TASK DESCRIPTION => Copy out the whole listing exactly as written, leaving the pictures behind.

TASK DATA =>
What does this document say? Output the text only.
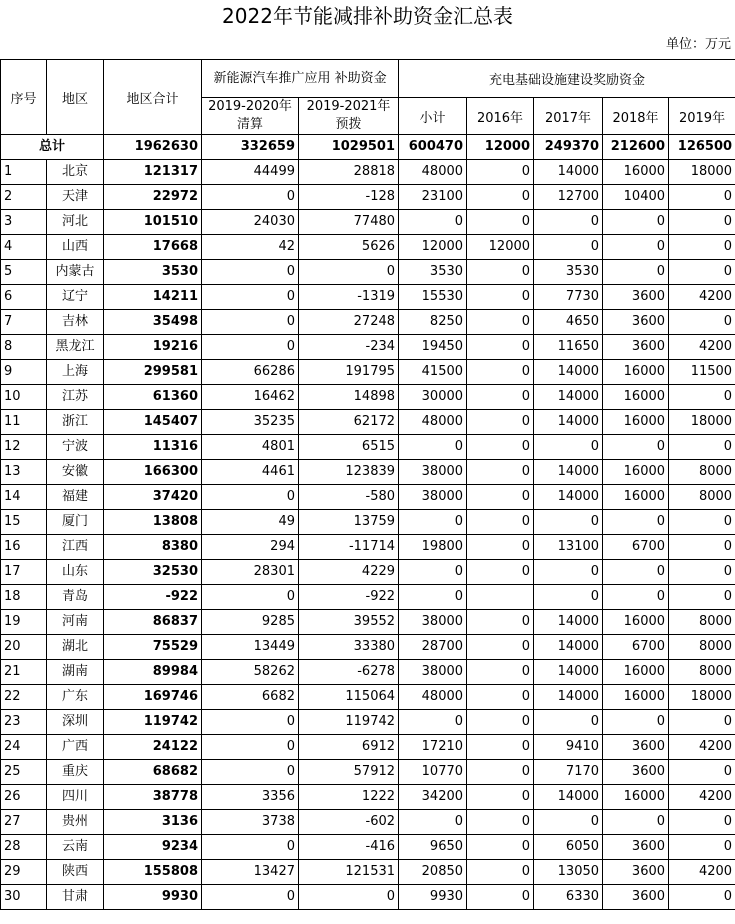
2022年节能减排补助资金汇总表
单位：万元
序号	地区	地区合计	新能源汽车推广应用 补助资金		充电基础设施建设奖励资金				
			2019-2020年清算	2019-2021年预拨	小计	2016年	2017年	2018年	2019年

总计		1962630	332659	1029501	600470	12000	249370	212600	126500
1	北京	121317	44499	28818	48000	0	14000	16000	18000
2	天津	22972	0	-128	23100	0	12700	10400	0
3	河北	101510	24030	77480	0	0	0	0	0
4	山西	17668	42	5626	12000	12000	0	0	0
5	内蒙古	3530	0	0	3530	0	3530	0	0
6	辽宁	14211	0	-1319	15530	0	7730	3600	4200
7	吉林	35498	0	27248	8250	0	4650	3600	0
8	黑龙江	19216	0	-234	19450	0	11650	3600	4200
9	上海	299581	66286	191795	41500	0	14000	16000	11500
10	江苏	61360	16462	14898	30000	0	14000	16000	0
11	浙江	145407	35235	62172	48000	0	14000	16000	18000
12	宁波	11316	4801	6515	0	0	0	0	0
13	安徽	166300	4461	123839	38000	0	14000	16000	8000
14	福建	37420	0	-580	38000	0	14000	16000	8000
15	厦门	13808	49	13759	0	0	0	0	0
16	江西	8380	294	-11714	19800	0	13100	6700	0
17	山东	32530	28301	4229	0	0	0	0	0
18	青岛	-922	0	-922	0		0	0	0
19	河南	86837	9285	39552	38000	0	14000	16000	8000
20	湖北	75529	13449	33380	28700	0	14000	6700	8000
21	湖南	89984	58262	-6278	38000	0	14000	16000	8000
22	广东	169746	6682	115064	48000	0	14000	16000	18000
23	深圳	119742	0	119742	0	0	0	0	0
24	广西	24122	0	6912	17210	0	9410	3600	4200
25	重庆	68682	0	57912	10770	0	7170	3600	0
26	四川	38778	3356	1222	34200	0	14000	16000	4200
27	贵州	3136	3738	-602	0	0	0	0	0
28	云南	9234	0	-416	9650	0	6050	3600	0
29	陕西	155808	13427	121531	20850	0	13050	3600	4200
30	甘肃	9930	0	0	9930	0	6330	3600	0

TASK RESULT =>
What does this document say? Output the text only.
2022年节能减排补助资金汇总表
单位：万元
序号	地区	地区合计	新能源汽车推广应用 补助资金		充电基础设施建设奖励资金				
			2019-2020年清算	2019-2021年预拨	小计	2016年	2017年	2018年	2019年

总计		1962630	332659	1029501	600470	12000	249370	212600	126500
1	北京	121317	44499	28818	48000	0	14000	16000	18000
2	天津	22972	0	-128	23100	0	12700	10400	0
3	河北	101510	24030	77480	0	0	0	0	0
4	山西	17668	42	5626	12000	12000	0	0	0
5	内蒙古	3530	0	0	3530	0	3530	0	0
6	辽宁	14211	0	-1319	15530	0	7730	3600	4200
7	吉林	35498	0	27248	8250	0	4650	3600	0
8	黑龙江	19216	0	-234	19450	0	11650	3600	4200
9	上海	299581	66286	191795	41500	0	14000	16000	11500
10	江苏	61360	16462	14898	30000	0	14000	16000	0
11	浙江	145407	35235	62172	48000	0	14000	16000	18000
12	宁波	11316	4801	6515	0	0	0	0	0
13	安徽	166300	4461	123839	38000	0	14000	16000	8000
14	福建	37420	0	-580	38000	0	14000	16000	8000
15	厦门	13808	49	13759	0	0	0	0	0
16	江西	8380	294	-11714	19800	0	13100	6700	0
17	山东	32530	28301	4229	0	0	0	0	0
18	青岛	-922	0	-922	0		0	0	0
19	河南	86837	9285	39552	38000	0	14000	16000	8000
20	湖北	75529	13449	33380	28700	0	14000	6700	8000
21	湖南	89984	58262	-6278	38000	0	14000	16000	8000
22	广东	169746	6682	115064	48000	0	14000	16000	18000
23	深圳	119742	0	119742	0	0	0	0	0
24	广西	24122	0	6912	17210	0	9410	3600	4200
25	重庆	68682	0	57912	10770	0	7170	3600	0
26	四川	38778	3356	1222	34200	0	14000	16000	4200
27	贵州	3136	3738	-602	0	0	0	0	0
28	云南	9234	0	-416	9650	0	6050	3600	0
29	陕西	155808	13427	121531	20850	0	13050	3600	4200
30	甘肃	9930	0	0	9930	0	6330	3600	0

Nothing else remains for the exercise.